* Problem details: Every record below is to be retyped exactly.

* start *

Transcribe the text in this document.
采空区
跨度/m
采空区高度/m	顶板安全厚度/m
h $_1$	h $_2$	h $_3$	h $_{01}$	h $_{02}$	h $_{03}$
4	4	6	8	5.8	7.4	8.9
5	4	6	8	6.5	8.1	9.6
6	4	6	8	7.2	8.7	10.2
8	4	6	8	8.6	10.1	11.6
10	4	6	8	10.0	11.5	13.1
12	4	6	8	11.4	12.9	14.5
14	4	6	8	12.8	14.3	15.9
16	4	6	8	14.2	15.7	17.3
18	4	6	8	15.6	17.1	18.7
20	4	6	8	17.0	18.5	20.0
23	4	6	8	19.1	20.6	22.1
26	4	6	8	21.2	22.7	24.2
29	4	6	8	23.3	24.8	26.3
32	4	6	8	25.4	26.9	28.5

* end *

* Output below:
Transcribe the text in this document.
采空区
跨度/m
采空区高度/m	顶板安全厚度/m
h $_1$	h $_2$	h $_3$	h $_{01}$	h $_{02}$	h $_{03}$
4	4	6	8	5.8	7.4	8.9
5	4	6	8	6.5	8.1	9.6
6	4	6	8	7.2	8.7	10.2
8	4	6	8	8.6	10.1	11.6
10	4	6	8	10.0	11.5	13.1
12	4	6	8	11.4	12.9	14.5
14	4	6	8	12.8	14.3	15.9
16	4	6	8	14.2	15.7	17.3
18	4	6	8	15.6	17.1	18.7
20	4	6	8	17.0	18.5	20.0
23	4	6	8	19.1	20.6	22.1
26	4	6	8	21.2	22.7	24.2
29	4	6	8	23.3	24.8	26.3
32	4	6	8	25.4	26.9	28.5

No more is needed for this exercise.